(Task to carry out):
Set down the records once more, please, exactly and with the pictures left out.

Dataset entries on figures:
********************
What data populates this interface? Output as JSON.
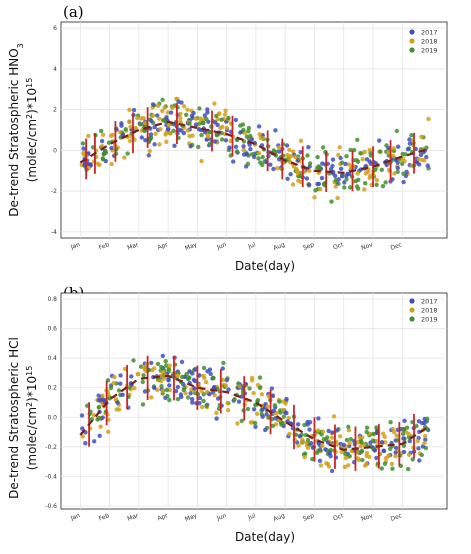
{
  "chart_data": [
    {
      "type": "scatter",
      "panel": "(a)",
      "ylabel_line1": "De-trend Stratospheric HNO",
      "ylabel_sub": "3",
      "ylabel_line2_a": "(molec/cm",
      "ylabel_line2_sup": "2",
      "ylabel_line2_b": ")*10",
      "ylabel_line2_exp": "15",
      "xlabel": "Date(day)",
      "ylim": [
        -4.3,
        6.3
      ],
      "yticks": [
        -4,
        -2,
        0,
        2,
        4,
        6
      ],
      "xticks": [
        "Jan",
        "Feb",
        "Mar",
        "Apr",
        "May",
        "Jun",
        "Jul",
        "Aug",
        "Sep",
        "Oct",
        "Nov",
        "Dec"
      ],
      "legend": [
        "2017",
        "2018",
        "2019"
      ],
      "series_colors": [
        "#3f4fbf",
        "#d4a017",
        "#3f8f2f"
      ],
      "profile": [
        -0.6,
        0.3,
        1.0,
        1.4,
        1.1,
        0.8,
        0.3,
        -0.5,
        -1.0,
        -1.1,
        -0.8,
        -0.3,
        0.1
      ],
      "spread": 1.0,
      "errbar_x": [
        0.2,
        0.5,
        1.2,
        1.8,
        2.3,
        3.3,
        4.5,
        5.2,
        6.4,
        6.9,
        7.6,
        8.4,
        9.3,
        10.0,
        10.6,
        11.4
      ],
      "errbar_half": 1.0
    },
    {
      "type": "scatter",
      "panel": "(b)",
      "ylabel_line1": "De-trend Stratospheric HCl",
      "ylabel_line2_a": "(molec/cm",
      "ylabel_line2_sup": "2",
      "ylabel_line2_b": ")*10",
      "ylabel_line2_exp": "15",
      "xlabel": "Date(day)",
      "ylim": [
        -0.62,
        0.84
      ],
      "yticks": [
        -0.6,
        -0.4,
        -0.2,
        0.0,
        0.2,
        0.4,
        0.6,
        0.8
      ],
      "xticks": [
        "Jan",
        "Feb",
        "Mar",
        "Apr",
        "May",
        "Jun",
        "Jul",
        "Aug",
        "Sep",
        "Oct",
        "Nov",
        "Dec"
      ],
      "legend": [
        "2017",
        "2018",
        "2019"
      ],
      "series_colors": [
        "#3f4fbf",
        "#d4a017",
        "#3f8f2f"
      ],
      "profile": [
        -0.12,
        0.12,
        0.26,
        0.28,
        0.2,
        0.17,
        0.1,
        -0.03,
        -0.15,
        -0.22,
        -0.2,
        -0.18,
        -0.05
      ],
      "spread": 0.14,
      "errbar_x": [
        0.3,
        0.9,
        1.6,
        2.3,
        3.2,
        4.0,
        4.8,
        5.6,
        6.5,
        7.3,
        8.0,
        8.7,
        9.4,
        10.2,
        10.9,
        11.4
      ],
      "errbar_half": 0.15
    }
  ]
}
********************
(Complete answer):
What data populates this interface? Output as JSON.
{
  "chart_data": [
    {
      "type": "scatter",
      "panel": "(a)",
      "ylabel_line1": "De-trend Stratospheric HNO",
      "ylabel_sub": "3",
      "ylabel_line2_a": "(molec/cm",
      "ylabel_line2_sup": "2",
      "ylabel_line2_b": ")*10",
      "ylabel_line2_exp": "15",
      "xlabel": "Date(day)",
      "ylim": [
        -4.3,
        6.3
      ],
      "yticks": [
        -4,
        -2,
        0,
        2,
        4,
        6
      ],
      "xticks": [
        "Jan",
        "Feb",
        "Mar",
        "Apr",
        "May",
        "Jun",
        "Jul",
        "Aug",
        "Sep",
        "Oct",
        "Nov",
        "Dec"
      ],
      "legend": [
        "2017",
        "2018",
        "2019"
      ],
      "series_colors": [
        "#3f4fbf",
        "#d4a017",
        "#3f8f2f"
      ],
      "profile": [
        -0.6,
        0.3,
        1.0,
        1.4,
        1.1,
        0.8,
        0.3,
        -0.5,
        -1.0,
        -1.1,
        -0.8,
        -0.3,
        0.1
      ],
      "spread": 1.0,
      "errbar_x": [
        0.2,
        0.5,
        1.2,
        1.8,
        2.3,
        3.3,
        4.5,
        5.2,
        6.4,
        6.9,
        7.6,
        8.4,
        9.3,
        10.0,
        10.6,
        11.4
      ],
      "errbar_half": 1.0
    },
    {
      "type": "scatter",
      "panel": "(b)",
      "ylabel_line1": "De-trend Stratospheric HCl",
      "ylabel_line2_a": "(molec/cm",
      "ylabel_line2_sup": "2",
      "ylabel_line2_b": ")*10",
      "ylabel_line2_exp": "15",
      "xlabel": "Date(day)",
      "ylim": [
        -0.62,
        0.84
      ],
      "yticks": [
        -0.6,
        -0.4,
        -0.2,
        0.0,
        0.2,
        0.4,
        0.6,
        0.8
      ],
      "xticks": [
        "Jan",
        "Feb",
        "Mar",
        "Apr",
        "May",
        "Jun",
        "Jul",
        "Aug",
        "Sep",
        "Oct",
        "Nov",
        "Dec"
      ],
      "legend": [
        "2017",
        "2018",
        "2019"
      ],
      "series_colors": [
        "#3f4fbf",
        "#d4a017",
        "#3f8f2f"
      ],
      "profile": [
        -0.12,
        0.12,
        0.26,
        0.28,
        0.2,
        0.17,
        0.1,
        -0.03,
        -0.15,
        -0.22,
        -0.2,
        -0.18,
        -0.05
      ],
      "spread": 0.14,
      "errbar_x": [
        0.3,
        0.9,
        1.6,
        2.3,
        3.2,
        4.0,
        4.8,
        5.6,
        6.5,
        7.3,
        8.0,
        8.7,
        9.4,
        10.2,
        10.9,
        11.4
      ],
      "errbar_half": 0.15
    }
  ]
}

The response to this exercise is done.